» **To be done**
A) Reproduce the part of the Lucene post that begins at the words "OutOfMemory error when" and stops after "approx 5,3 GB.".
B) Answer these from the Lucene post:
(i) How much memory does Lucene try to allocate when the errors occur?
(ii) How many fields does Luke show for the index?
(iii) Which Lucene version is in use?

» **Text to read**
You are viewing a plain text version of this content. The canonical link for it is here.
Posted to java-user@lucene.apache.org by Fredrik <fr...@start.no> on 2005/08/18 17:29:57 UTC

OutOfMemory error when searching

We have an index with approximately 1,2 million documents. Web site
users search this index, but we get sporadic out of memory errors,
as Lucene tries to allocate over 500 MB of memory.

Opening the index with Luke, I can see the following:
Number of fields: 17
Number of documents: 1165726
Number of terms: 6721726

The size of the index is approx 5,3 GB.
Lucene version is 1.4.3.

The index contains Norwegian terms, but lots of inline HTML, etc
is probably increasing the index term count (should 'wash' these
unwanted terms away when indexing documents). The analysis below
shows that TermInfosReader.java:132 -> get() is trying to allocate
a huge memory slab.

» **Material shown**
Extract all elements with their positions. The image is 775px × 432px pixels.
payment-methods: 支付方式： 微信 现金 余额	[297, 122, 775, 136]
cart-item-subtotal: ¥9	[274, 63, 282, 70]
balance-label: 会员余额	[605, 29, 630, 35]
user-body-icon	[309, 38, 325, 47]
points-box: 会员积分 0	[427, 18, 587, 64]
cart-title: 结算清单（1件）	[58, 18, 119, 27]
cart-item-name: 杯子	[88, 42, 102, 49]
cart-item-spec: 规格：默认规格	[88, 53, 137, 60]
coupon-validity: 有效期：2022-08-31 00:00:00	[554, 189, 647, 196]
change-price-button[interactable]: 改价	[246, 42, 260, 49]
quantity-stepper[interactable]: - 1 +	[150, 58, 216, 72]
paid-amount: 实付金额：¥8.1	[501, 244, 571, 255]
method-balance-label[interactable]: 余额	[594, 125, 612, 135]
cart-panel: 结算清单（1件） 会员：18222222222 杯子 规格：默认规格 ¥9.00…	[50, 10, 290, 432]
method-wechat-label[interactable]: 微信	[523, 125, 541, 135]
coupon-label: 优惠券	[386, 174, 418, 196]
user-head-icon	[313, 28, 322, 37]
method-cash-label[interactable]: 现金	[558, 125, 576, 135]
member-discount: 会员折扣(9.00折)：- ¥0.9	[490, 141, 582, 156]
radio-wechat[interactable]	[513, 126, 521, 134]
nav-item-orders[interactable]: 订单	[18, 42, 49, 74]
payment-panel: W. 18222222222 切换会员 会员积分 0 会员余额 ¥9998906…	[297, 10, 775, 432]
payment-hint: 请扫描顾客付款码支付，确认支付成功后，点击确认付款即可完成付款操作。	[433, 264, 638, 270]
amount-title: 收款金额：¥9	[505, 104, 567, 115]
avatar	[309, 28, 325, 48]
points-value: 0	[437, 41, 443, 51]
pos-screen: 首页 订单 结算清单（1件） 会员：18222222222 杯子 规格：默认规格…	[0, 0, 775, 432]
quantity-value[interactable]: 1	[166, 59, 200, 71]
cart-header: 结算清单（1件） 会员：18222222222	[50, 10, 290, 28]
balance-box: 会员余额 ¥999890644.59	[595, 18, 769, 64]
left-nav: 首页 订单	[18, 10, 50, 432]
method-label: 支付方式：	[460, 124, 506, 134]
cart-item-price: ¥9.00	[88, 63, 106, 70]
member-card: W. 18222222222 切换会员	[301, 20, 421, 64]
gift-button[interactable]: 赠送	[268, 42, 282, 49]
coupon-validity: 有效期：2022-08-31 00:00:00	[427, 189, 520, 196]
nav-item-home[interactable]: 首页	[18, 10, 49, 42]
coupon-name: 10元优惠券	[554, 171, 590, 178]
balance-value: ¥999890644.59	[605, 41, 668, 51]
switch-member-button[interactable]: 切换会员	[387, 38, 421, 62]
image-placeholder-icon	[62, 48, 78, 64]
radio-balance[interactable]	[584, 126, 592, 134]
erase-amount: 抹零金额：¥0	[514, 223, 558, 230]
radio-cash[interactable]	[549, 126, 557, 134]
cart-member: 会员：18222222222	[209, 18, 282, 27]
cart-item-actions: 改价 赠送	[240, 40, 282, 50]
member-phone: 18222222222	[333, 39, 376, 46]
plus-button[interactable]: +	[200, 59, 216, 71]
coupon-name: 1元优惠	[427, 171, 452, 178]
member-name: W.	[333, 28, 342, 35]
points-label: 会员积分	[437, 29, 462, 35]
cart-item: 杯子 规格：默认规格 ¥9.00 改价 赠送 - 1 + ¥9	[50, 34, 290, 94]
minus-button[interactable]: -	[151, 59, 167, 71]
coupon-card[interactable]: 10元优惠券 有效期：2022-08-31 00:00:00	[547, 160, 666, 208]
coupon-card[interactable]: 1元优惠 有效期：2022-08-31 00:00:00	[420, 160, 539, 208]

» **Exercise answers**
A)
OutOfMemory error when searching

We have an index with approximately 1,2 million documents. Web site
users search this index, but we get sporadic out of memory errors,
as Lucene tries to allocate over 500 MB of memory.

Opening the index with Luke, I can see the following:
Number of fields: 17
Number of documents: 1165726
Number of terms: 6721726

The size of the index is approx 5,3 GB.

B)
(i) Over 500 MB
(ii) 17
(iii) 1.4.3